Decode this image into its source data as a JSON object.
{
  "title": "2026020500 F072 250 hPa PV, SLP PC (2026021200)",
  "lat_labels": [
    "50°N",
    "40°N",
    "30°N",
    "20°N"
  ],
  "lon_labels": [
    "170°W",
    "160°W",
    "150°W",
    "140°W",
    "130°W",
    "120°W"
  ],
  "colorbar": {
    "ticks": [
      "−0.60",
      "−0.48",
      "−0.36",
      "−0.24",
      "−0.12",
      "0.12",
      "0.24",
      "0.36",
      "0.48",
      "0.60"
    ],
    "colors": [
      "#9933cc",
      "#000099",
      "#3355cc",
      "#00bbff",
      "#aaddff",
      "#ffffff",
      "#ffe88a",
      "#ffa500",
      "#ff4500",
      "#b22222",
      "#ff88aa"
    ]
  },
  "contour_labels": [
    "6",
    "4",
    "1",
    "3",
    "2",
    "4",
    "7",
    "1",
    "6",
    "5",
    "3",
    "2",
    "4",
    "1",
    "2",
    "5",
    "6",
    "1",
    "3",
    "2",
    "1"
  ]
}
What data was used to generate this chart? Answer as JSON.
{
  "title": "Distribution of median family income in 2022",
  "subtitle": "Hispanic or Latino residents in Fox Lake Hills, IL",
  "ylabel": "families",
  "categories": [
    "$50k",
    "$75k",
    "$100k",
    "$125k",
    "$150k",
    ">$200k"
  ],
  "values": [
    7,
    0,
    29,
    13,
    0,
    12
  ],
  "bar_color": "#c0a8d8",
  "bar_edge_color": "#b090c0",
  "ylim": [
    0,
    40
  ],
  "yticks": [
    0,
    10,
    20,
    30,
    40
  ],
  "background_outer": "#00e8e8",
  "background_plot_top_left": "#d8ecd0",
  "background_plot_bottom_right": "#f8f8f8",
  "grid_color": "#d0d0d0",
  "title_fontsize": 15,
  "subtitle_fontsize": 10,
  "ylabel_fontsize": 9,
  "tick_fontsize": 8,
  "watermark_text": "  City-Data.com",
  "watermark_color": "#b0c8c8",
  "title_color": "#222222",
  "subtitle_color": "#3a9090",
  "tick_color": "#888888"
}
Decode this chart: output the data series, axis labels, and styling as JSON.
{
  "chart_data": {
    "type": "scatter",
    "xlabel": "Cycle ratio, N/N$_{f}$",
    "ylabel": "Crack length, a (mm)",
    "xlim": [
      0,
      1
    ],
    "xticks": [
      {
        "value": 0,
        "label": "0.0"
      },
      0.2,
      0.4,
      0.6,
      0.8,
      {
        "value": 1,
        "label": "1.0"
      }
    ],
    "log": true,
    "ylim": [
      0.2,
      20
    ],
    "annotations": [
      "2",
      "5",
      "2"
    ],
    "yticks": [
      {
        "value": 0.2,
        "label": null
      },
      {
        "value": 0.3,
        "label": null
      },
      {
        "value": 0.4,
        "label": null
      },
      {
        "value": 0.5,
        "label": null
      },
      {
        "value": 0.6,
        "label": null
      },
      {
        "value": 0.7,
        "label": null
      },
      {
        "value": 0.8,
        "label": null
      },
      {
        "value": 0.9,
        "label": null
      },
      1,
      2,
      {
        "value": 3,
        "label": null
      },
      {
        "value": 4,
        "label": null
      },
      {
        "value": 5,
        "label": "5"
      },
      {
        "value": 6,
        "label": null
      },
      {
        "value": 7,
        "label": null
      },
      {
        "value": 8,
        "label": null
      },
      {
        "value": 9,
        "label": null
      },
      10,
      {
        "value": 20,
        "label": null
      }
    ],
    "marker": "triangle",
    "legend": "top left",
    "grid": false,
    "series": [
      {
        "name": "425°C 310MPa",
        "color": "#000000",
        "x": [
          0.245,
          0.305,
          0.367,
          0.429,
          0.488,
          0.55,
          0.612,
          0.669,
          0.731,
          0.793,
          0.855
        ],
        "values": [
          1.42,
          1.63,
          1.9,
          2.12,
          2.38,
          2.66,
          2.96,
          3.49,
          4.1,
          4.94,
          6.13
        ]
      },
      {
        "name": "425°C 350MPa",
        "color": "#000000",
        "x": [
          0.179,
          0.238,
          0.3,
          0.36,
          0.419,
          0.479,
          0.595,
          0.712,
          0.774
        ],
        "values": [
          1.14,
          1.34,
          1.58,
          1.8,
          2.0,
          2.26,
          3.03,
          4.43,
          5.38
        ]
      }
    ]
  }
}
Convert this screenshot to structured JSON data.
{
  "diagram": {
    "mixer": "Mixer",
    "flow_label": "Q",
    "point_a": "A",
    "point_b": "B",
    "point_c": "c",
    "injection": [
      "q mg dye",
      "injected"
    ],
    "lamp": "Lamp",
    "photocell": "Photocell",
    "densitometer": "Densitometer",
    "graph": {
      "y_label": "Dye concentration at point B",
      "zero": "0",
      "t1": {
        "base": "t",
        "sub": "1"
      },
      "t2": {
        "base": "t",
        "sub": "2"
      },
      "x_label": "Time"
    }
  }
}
|---|
## AIM:
Copy every record exactly as presented.

## PROBLEM SOLUTION:
Decode this image into its source data as a JSON object.
{
  "title": "2026020500 F072 250 hPa PV, SLP PC (2026021200)",
  "lat_labels": [
    "50°N",
    "40°N",
    "30°N",
    "20°N"
  ],
  "lon_labels": [
    "170°W",
    "160°W",
    "150°W",
    "140°W",
    "130°W",
    "120°W"
  ],
  "colorbar": {
    "ticks": [
      "−0.60",
      "−0.48",
      "−0.36",
      "−0.24",
      "−0.12",
      "0.12",
      "0.24",
      "0.36",
      "0.48",
      "0.60"
    ],
    "colors": [
      "#9933cc",
      "#000099",
      "#3355cc",
      "#00bbff",
      "#aaddff",
      "#ffffff",
      "#ffe88a",
      "#ffa500",
      "#ff4500",
      "#b22222",
      "#ff88aa"
    ]
  },
  "contour_labels": [
    "6",
    "4",
    "1",
    "3",
    "2",
    "4",
    "7",
    "1",
    "6",
    "5",
    "3",
    "2",
    "4",
    "1",
    "2",
    "5",
    "6",
    "1",
    "3",
    "2",
    "1"
  ]
}
What data was used to generate this chart? Answer as JSON.
{
  "title": "Distribution of median family income in 2022",
  "subtitle": "Hispanic or Latino residents in Fox Lake Hills, IL",
  "ylabel": "families",
  "categories": [
    "$50k",
    "$75k",
    "$100k",
    "$125k",
    "$150k",
    ">$200k"
  ],
  "values": [
    7,
    0,
    29,
    13,
    0,
    12
  ],
  "bar_color": "#c0a8d8",
  "bar_edge_color": "#b090c0",
  "ylim": [
    0,
    40
  ],
  "yticks": [
    0,
    10,
    20,
    30,
    40
  ],
  "background_outer": "#00e8e8",
  "background_plot_top_left": "#d8ecd0",
  "background_plot_bottom_right": "#f8f8f8",
  "grid_color": "#d0d0d0",
  "title_fontsize": 15,
  "subtitle_fontsize": 10,
  "ylabel_fontsize": 9,
  "tick_fontsize": 8,
  "watermark_text": "  City-Data.com",
  "watermark_color": "#b0c8c8",
  "title_color": "#222222",
  "subtitle_color": "#3a9090",
  "tick_color": "#888888"
}
Decode this chart: output the data series, axis labels, and styling as JSON.
{
  "chart_data": {
    "type": "scatter",
    "xlabel": "Cycle ratio, N/N$_{f}$",
    "ylabel": "Crack length, a (mm)",
    "xlim": [
      0,
      1
    ],
    "xticks": [
      {
        "value": 0,
        "label": "0.0"
      },
      0.2,
      0.4,
      0.6,
      0.8,
      {
        "value": 1,
        "label": "1.0"
      }
    ],
    "log": true,
    "ylim": [
      0.2,
      20
    ],
    "annotations": [
      "2",
      "5",
      "2"
    ],
    "yticks": [
      {
        "value": 0.2,
        "label": null
      },
      {
        "value": 0.3,
        "label": null
      },
      {
        "value": 0.4,
        "label": null
      },
      {
        "value": 0.5,
        "label": null
      },
      {
        "value": 0.6,
        "label": null
      },
      {
        "value": 0.7,
        "label": null
      },
      {
        "value": 0.8,
        "label": null
      },
      {
        "value": 0.9,
        "label": null
      },
      1,
      2,
      {
        "value": 3,
        "label": null
      },
      {
        "value": 4,
        "label": null
      },
      {
        "value": 5,
        "label": "5"
      },
      {
        "value": 6,
        "label": null
      },
      {
        "value": 7,
        "label": null
      },
      {
        "value": 8,
        "label": null
      },
      {
        "value": 9,
        "label": null
      },
      10,
      {
        "value": 20,
        "label": null
      }
    ],
    "marker": "triangle",
    "legend": "top left",
    "grid": false,
    "series": [
      {
        "name": "425°C 310MPa",
        "color": "#000000",
        "x": [
          0.245,
          0.305,
          0.367,
          0.429,
          0.488,
          0.55,
          0.612,
          0.669,
          0.731,
          0.793,
          0.855
        ],
        "values": [
          1.42,
          1.63,
          1.9,
          2.12,
          2.38,
          2.66,
          2.96,
          3.49,
          4.1,
          4.94,
          6.13
        ]
      },
      {
        "name": "425°C 350MPa",
        "color": "#000000",
        "x": [
          0.179,
          0.238,
          0.3,
          0.36,
          0.419,
          0.479,
          0.595,
          0.712,
          0.774
        ],
        "values": [
          1.14,
          1.34,
          1.58,
          1.8,
          2.0,
          2.26,
          3.03,
          4.43,
          5.38
        ]
      }
    ]
  }
}
Convert this screenshot to structured JSON data.
{
  "diagram": {
    "mixer": "Mixer",
    "flow_label": "Q",
    "point_a": "A",
    "point_b": "B",
    "point_c": "c",
    "injection": [
      "q mg dye",
      "injected"
    ],
    "lamp": "Lamp",
    "photocell": "Photocell",
    "densitometer": "Densitometer",
    "graph": {
      "y_label": "Dye concentration at point B",
      "zero": "0",
      "t1": {
        "base": "t",
        "sub": "1"
      },
      "t2": {
        "base": "t",
        "sub": "2"
      },
      "x_label": "Time"
    }
  }
}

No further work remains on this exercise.